> **Exercise task**
Copy every record word for word.

> **Source records**
* * * *
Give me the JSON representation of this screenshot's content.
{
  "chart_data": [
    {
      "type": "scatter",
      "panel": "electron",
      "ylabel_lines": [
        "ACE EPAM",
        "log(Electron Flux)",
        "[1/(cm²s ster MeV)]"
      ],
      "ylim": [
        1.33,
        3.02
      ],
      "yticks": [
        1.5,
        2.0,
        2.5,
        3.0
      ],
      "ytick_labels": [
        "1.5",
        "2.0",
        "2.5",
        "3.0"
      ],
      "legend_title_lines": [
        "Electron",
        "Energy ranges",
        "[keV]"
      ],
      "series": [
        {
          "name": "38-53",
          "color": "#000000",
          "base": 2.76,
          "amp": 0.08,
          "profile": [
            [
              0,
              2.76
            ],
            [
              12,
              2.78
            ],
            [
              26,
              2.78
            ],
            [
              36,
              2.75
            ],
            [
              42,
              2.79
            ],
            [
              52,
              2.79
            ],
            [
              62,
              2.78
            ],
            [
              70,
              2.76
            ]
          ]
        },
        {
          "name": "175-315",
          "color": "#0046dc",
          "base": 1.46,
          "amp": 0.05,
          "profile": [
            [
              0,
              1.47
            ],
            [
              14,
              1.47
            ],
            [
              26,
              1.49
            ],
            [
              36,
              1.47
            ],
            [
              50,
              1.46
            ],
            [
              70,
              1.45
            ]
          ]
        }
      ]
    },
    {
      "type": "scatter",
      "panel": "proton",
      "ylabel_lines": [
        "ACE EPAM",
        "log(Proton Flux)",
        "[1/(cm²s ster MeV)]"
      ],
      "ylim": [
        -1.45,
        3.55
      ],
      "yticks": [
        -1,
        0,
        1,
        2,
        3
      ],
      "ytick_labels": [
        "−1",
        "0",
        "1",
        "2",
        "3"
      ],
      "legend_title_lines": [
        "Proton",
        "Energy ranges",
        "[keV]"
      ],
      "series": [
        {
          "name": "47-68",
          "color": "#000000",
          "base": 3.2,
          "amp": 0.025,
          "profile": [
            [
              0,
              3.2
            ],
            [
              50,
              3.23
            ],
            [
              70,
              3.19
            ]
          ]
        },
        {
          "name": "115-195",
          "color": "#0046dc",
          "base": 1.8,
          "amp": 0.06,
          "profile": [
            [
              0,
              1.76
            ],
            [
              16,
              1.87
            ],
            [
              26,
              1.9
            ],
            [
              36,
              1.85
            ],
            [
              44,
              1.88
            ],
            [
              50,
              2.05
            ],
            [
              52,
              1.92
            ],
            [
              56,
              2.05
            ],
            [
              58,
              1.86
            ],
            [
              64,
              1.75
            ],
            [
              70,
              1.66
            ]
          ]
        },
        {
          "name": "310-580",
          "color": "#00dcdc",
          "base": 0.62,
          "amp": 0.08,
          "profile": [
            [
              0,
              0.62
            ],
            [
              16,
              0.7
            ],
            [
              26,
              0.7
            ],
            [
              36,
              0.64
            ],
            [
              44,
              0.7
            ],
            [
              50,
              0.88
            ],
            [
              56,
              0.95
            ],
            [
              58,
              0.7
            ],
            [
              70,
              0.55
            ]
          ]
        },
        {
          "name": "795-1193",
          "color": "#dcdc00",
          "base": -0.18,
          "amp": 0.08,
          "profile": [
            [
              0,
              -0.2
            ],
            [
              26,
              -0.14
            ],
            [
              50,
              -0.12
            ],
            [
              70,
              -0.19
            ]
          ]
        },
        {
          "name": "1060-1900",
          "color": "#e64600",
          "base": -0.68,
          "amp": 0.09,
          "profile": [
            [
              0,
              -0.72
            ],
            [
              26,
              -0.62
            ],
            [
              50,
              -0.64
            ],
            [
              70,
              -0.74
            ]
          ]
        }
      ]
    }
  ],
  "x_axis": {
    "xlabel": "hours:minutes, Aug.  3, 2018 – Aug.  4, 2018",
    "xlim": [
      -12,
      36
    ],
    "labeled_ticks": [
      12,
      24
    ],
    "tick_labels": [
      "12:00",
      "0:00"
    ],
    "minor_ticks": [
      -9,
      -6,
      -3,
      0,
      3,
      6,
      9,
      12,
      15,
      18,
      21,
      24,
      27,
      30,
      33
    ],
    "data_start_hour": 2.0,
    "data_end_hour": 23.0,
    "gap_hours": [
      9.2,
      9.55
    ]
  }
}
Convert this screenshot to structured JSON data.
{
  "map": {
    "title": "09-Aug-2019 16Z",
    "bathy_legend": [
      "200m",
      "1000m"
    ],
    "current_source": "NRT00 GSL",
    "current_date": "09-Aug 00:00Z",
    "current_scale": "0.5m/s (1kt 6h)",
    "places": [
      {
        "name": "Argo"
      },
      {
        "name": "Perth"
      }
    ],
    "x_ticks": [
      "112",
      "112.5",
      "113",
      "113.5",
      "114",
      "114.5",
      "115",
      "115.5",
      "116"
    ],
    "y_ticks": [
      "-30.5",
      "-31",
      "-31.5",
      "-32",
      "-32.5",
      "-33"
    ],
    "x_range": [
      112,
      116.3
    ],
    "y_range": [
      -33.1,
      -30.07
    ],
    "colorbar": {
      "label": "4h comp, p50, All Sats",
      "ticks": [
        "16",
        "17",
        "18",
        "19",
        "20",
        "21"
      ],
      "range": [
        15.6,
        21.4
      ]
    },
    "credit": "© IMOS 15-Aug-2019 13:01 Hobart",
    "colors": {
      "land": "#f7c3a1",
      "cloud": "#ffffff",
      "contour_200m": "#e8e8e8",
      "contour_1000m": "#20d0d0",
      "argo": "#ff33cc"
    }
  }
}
* * * *
> **Completed task**
Give me the JSON representation of this screenshot's content.
{
  "chart_data": [
    {
      "type": "scatter",
      "panel": "electron",
      "ylabel_lines": [
        "ACE EPAM",
        "log(Electron Flux)",
        "[1/(cm²s ster MeV)]"
      ],
      "ylim": [
        1.33,
        3.02
      ],
      "yticks": [
        1.5,
        2.0,
        2.5,
        3.0
      ],
      "ytick_labels": [
        "1.5",
        "2.0",
        "2.5",
        "3.0"
      ],
      "legend_title_lines": [
        "Electron",
        "Energy ranges",
        "[keV]"
      ],
      "series": [
        {
          "name": "38-53",
          "color": "#000000",
          "base": 2.76,
          "amp": 0.08,
          "profile": [
            [
              0,
              2.76
            ],
            [
              12,
              2.78
            ],
            [
              26,
              2.78
            ],
            [
              36,
              2.75
            ],
            [
              42,
              2.79
            ],
            [
              52,
              2.79
            ],
            [
              62,
              2.78
            ],
            [
              70,
              2.76
            ]
          ]
        },
        {
          "name": "175-315",
          "color": "#0046dc",
          "base": 1.46,
          "amp": 0.05,
          "profile": [
            [
              0,
              1.47
            ],
            [
              14,
              1.47
            ],
            [
              26,
              1.49
            ],
            [
              36,
              1.47
            ],
            [
              50,
              1.46
            ],
            [
              70,
              1.45
            ]
          ]
        }
      ]
    },
    {
      "type": "scatter",
      "panel": "proton",
      "ylabel_lines": [
        "ACE EPAM",
        "log(Proton Flux)",
        "[1/(cm²s ster MeV)]"
      ],
      "ylim": [
        -1.45,
        3.55
      ],
      "yticks": [
        -1,
        0,
        1,
        2,
        3
      ],
      "ytick_labels": [
        "−1",
        "0",
        "1",
        "2",
        "3"
      ],
      "legend_title_lines": [
        "Proton",
        "Energy ranges",
        "[keV]"
      ],
      "series": [
        {
          "name": "47-68",
          "color": "#000000",
          "base": 3.2,
          "amp": 0.025,
          "profile": [
            [
              0,
              3.2
            ],
            [
              50,
              3.23
            ],
            [
              70,
              3.19
            ]
          ]
        },
        {
          "name": "115-195",
          "color": "#0046dc",
          "base": 1.8,
          "amp": 0.06,
          "profile": [
            [
              0,
              1.76
            ],
            [
              16,
              1.87
            ],
            [
              26,
              1.9
            ],
            [
              36,
              1.85
            ],
            [
              44,
              1.88
            ],
            [
              50,
              2.05
            ],
            [
              52,
              1.92
            ],
            [
              56,
              2.05
            ],
            [
              58,
              1.86
            ],
            [
              64,
              1.75
            ],
            [
              70,
              1.66
            ]
          ]
        },
        {
          "name": "310-580",
          "color": "#00dcdc",
          "base": 0.62,
          "amp": 0.08,
          "profile": [
            [
              0,
              0.62
            ],
            [
              16,
              0.7
            ],
            [
              26,
              0.7
            ],
            [
              36,
              0.64
            ],
            [
              44,
              0.7
            ],
            [
              50,
              0.88
            ],
            [
              56,
              0.95
            ],
            [
              58,
              0.7
            ],
            [
              70,
              0.55
            ]
          ]
        },
        {
          "name": "795-1193",
          "color": "#dcdc00",
          "base": -0.18,
          "amp": 0.08,
          "profile": [
            [
              0,
              -0.2
            ],
            [
              26,
              -0.14
            ],
            [
              50,
              -0.12
            ],
            [
              70,
              -0.19
            ]
          ]
        },
        {
          "name": "1060-1900",
          "color": "#e64600",
          "base": -0.68,
          "amp": 0.09,
          "profile": [
            [
              0,
              -0.72
            ],
            [
              26,
              -0.62
            ],
            [
              50,
              -0.64
            ],
            [
              70,
              -0.74
            ]
          ]
        }
      ]
    }
  ],
  "x_axis": {
    "xlabel": "hours:minutes, Aug.  3, 2018 – Aug.  4, 2018",
    "xlim": [
      -12,
      36
    ],
    "labeled_ticks": [
      12,
      24
    ],
    "tick_labels": [
      "12:00",
      "0:00"
    ],
    "minor_ticks": [
      -9,
      -6,
      -3,
      0,
      3,
      6,
      9,
      12,
      15,
      18,
      21,
      24,
      27,
      30,
      33
    ],
    "data_start_hour": 2.0,
    "data_end_hour": 23.0,
    "gap_hours": [
      9.2,
      9.55
    ]
  }
}
Convert this screenshot to structured JSON data.
{
  "map": {
    "title": "09-Aug-2019 16Z",
    "bathy_legend": [
      "200m",
      "1000m"
    ],
    "current_source": "NRT00 GSL",
    "current_date": "09-Aug 00:00Z",
    "current_scale": "0.5m/s (1kt 6h)",
    "places": [
      {
        "name": "Argo"
      },
      {
        "name": "Perth"
      }
    ],
    "x_ticks": [
      "112",
      "112.5",
      "113",
      "113.5",
      "114",
      "114.5",
      "115",
      "115.5",
      "116"
    ],
    "y_ticks": [
      "-30.5",
      "-31",
      "-31.5",
      "-32",
      "-32.5",
      "-33"
    ],
    "x_range": [
      112,
      116.3
    ],
    "y_range": [
      -33.1,
      -30.07
    ],
    "colorbar": {
      "label": "4h comp, p50, All Sats",
      "ticks": [
        "16",
        "17",
        "18",
        "19",
        "20",
        "21"
      ],
      "range": [
        15.6,
        21.4
      ]
    },
    "credit": "© IMOS 15-Aug-2019 13:01 Hobart",
    "colors": {
      "land": "#f7c3a1",
      "cloud": "#ffffff",
      "contour_200m": "#e8e8e8",
      "contour_1000m": "#20d0d0",
      "argo": "#ff33cc"
    }
  }
}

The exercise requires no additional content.